• Goal: Every record must be repeated exactly, with no omission.

# # # # # # #

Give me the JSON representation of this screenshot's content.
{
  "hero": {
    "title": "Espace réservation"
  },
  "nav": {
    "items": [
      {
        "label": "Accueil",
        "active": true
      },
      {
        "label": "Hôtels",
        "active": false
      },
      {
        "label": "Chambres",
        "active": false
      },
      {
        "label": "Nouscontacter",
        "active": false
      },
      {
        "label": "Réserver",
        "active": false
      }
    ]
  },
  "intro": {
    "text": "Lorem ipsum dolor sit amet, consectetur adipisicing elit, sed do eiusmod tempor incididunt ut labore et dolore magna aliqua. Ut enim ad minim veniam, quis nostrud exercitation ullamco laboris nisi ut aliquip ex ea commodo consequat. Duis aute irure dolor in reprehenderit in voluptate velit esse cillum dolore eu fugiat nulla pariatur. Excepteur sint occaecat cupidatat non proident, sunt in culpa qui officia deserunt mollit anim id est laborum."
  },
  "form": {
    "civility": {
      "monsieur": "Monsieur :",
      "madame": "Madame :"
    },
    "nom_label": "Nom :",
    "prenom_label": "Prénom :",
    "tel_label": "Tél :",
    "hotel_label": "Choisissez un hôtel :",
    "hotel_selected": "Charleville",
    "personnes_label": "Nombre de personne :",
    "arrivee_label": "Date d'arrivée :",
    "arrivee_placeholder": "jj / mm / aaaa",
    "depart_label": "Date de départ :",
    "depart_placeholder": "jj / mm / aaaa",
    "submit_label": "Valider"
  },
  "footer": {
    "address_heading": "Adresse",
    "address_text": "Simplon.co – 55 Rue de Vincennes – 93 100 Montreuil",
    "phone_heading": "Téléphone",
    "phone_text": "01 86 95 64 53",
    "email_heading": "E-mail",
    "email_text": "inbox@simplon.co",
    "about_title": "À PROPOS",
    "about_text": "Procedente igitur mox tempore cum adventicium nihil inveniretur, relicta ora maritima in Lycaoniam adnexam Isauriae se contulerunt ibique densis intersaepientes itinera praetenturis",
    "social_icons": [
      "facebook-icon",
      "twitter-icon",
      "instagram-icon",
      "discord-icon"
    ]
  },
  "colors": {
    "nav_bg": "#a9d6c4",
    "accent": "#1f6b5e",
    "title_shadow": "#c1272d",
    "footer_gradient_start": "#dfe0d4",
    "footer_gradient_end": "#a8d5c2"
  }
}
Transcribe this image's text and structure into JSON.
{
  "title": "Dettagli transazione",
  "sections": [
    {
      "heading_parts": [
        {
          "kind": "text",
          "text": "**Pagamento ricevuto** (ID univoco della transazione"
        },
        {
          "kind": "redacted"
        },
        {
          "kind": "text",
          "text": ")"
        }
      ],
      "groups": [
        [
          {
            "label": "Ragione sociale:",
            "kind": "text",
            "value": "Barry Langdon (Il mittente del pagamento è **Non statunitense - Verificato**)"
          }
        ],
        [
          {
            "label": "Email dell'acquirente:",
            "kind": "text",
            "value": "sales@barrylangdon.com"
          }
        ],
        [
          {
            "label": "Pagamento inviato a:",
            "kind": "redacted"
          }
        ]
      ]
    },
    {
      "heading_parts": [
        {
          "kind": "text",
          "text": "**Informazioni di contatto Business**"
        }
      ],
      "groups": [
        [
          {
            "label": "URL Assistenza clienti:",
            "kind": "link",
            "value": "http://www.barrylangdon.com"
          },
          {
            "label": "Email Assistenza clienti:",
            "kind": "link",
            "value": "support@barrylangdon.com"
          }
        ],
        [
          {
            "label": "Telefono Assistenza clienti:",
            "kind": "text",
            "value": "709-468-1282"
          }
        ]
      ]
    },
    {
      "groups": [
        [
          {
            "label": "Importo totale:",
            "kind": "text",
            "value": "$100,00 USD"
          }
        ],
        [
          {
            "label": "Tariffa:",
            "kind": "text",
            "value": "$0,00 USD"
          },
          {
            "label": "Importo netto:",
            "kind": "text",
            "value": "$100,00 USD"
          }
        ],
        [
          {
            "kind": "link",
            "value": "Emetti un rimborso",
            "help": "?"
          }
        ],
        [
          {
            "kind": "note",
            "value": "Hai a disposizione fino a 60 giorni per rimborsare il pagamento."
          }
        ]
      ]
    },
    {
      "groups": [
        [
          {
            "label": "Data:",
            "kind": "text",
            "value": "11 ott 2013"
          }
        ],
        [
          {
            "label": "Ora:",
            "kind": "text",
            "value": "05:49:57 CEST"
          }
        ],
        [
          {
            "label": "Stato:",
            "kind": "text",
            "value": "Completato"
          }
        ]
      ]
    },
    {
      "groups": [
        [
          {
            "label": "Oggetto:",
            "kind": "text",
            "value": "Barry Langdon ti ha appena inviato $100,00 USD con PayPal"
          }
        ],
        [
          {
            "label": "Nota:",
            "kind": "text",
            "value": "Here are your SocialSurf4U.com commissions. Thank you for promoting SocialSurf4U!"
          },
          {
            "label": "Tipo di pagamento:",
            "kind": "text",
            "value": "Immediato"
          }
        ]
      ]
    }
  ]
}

# # # # # # #

• Reply to the task:
Give me the JSON representation of this screenshot's content.
{
  "hero": {
    "title": "Espace réservation"
  },
  "nav": {
    "items": [
      {
        "label": "Accueil",
        "active": true
      },
      {
        "label": "Hôtels",
        "active": false
      },
      {
        "label": "Chambres",
        "active": false
      },
      {
        "label": "Nouscontacter",
        "active": false
      },
      {
        "label": "Réserver",
        "active": false
      }
    ]
  },
  "intro": {
    "text": "Lorem ipsum dolor sit amet, consectetur adipisicing elit, sed do eiusmod tempor incididunt ut labore et dolore magna aliqua. Ut enim ad minim veniam, quis nostrud exercitation ullamco laboris nisi ut aliquip ex ea commodo consequat. Duis aute irure dolor in reprehenderit in voluptate velit esse cillum dolore eu fugiat nulla pariatur. Excepteur sint occaecat cupidatat non proident, sunt in culpa qui officia deserunt mollit anim id est laborum."
  },
  "form": {
    "civility": {
      "monsieur": "Monsieur :",
      "madame": "Madame :"
    },
    "nom_label": "Nom :",
    "prenom_label": "Prénom :",
    "tel_label": "Tél :",
    "hotel_label": "Choisissez un hôtel :",
    "hotel_selected": "Charleville",
    "personnes_label": "Nombre de personne :",
    "arrivee_label": "Date d'arrivée :",
    "arrivee_placeholder": "jj / mm / aaaa",
    "depart_label": "Date de départ :",
    "depart_placeholder": "jj / mm / aaaa",
    "submit_label": "Valider"
  },
  "footer": {
    "address_heading": "Adresse",
    "address_text": "Simplon.co – 55 Rue de Vincennes – 93 100 Montreuil",
    "phone_heading": "Téléphone",
    "phone_text": "01 86 95 64 53",
    "email_heading": "E-mail",
    "email_text": "inbox@simplon.co",
    "about_title": "À PROPOS",
    "about_text": "Procedente igitur mox tempore cum adventicium nihil inveniretur, relicta ora maritima in Lycaoniam adnexam Isauriae se contulerunt ibique densis intersaepientes itinera praetenturis",
    "social_icons": [
      "facebook-icon",
      "twitter-icon",
      "instagram-icon",
      "discord-icon"
    ]
  },
  "colors": {
    "nav_bg": "#a9d6c4",
    "accent": "#1f6b5e",
    "title_shadow": "#c1272d",
    "footer_gradient_start": "#dfe0d4",
    "footer_gradient_end": "#a8d5c2"
  }
}
Transcribe this image's text and structure into JSON.
{
  "title": "Dettagli transazione",
  "sections": [
    {
      "heading_parts": [
        {
          "kind": "text",
          "text": "**Pagamento ricevuto** (ID univoco della transazione"
        },
        {
          "kind": "redacted"
        },
        {
          "kind": "text",
          "text": ")"
        }
      ],
      "groups": [
        [
          {
            "label": "Ragione sociale:",
            "kind": "text",
            "value": "Barry Langdon (Il mittente del pagamento è **Non statunitense - Verificato**)"
          }
        ],
        [
          {
            "label": "Email dell'acquirente:",
            "kind": "text",
            "value": "sales@barrylangdon.com"
          }
        ],
        [
          {
            "label": "Pagamento inviato a:",
            "kind": "redacted"
          }
        ]
      ]
    },
    {
      "heading_parts": [
        {
          "kind": "text",
          "text": "**Informazioni di contatto Business**"
        }
      ],
      "groups": [
        [
          {
            "label": "URL Assistenza clienti:",
            "kind": "link",
            "value": "http://www.barrylangdon.com"
          },
          {
            "label": "Email Assistenza clienti:",
            "kind": "link",
            "value": "support@barrylangdon.com"
          }
        ],
        [
          {
            "label": "Telefono Assistenza clienti:",
            "kind": "text",
            "value": "709-468-1282"
          }
        ]
      ]
    },
    {
      "groups": [
        [
          {
            "label": "Importo totale:",
            "kind": "text",
            "value": "$100,00 USD"
          }
        ],
        [
          {
            "label": "Tariffa:",
            "kind": "text",
            "value": "$0,00 USD"
          },
          {
            "label": "Importo netto:",
            "kind": "text",
            "value": "$100,00 USD"
          }
        ],
        [
          {
            "kind": "link",
            "value": "Emetti un rimborso",
            "help": "?"
          }
        ],
        [
          {
            "kind": "note",
            "value": "Hai a disposizione fino a 60 giorni per rimborsare il pagamento."
          }
        ]
      ]
    },
    {
      "groups": [
        [
          {
            "label": "Data:",
            "kind": "text",
            "value": "11 ott 2013"
          }
        ],
        [
          {
            "label": "Ora:",
            "kind": "text",
            "value": "05:49:57 CEST"
          }
        ],
        [
          {
            "label": "Stato:",
            "kind": "text",
            "value": "Completato"
          }
        ]
      ]
    },
    {
      "groups": [
        [
          {
            "label": "Oggetto:",
            "kind": "text",
            "value": "Barry Langdon ti ha appena inviato $100,00 USD con PayPal"
          }
        ],
        [
          {
            "label": "Nota:",
            "kind": "text",
            "value": "Here are your SocialSurf4U.com commissions. Thank you for promoting SocialSurf4U!"
          },
          {
            "label": "Tipo di pagamento:",
            "kind": "text",
            "value": "Immediato"
          }
        ]
      ]
    }
  ]
}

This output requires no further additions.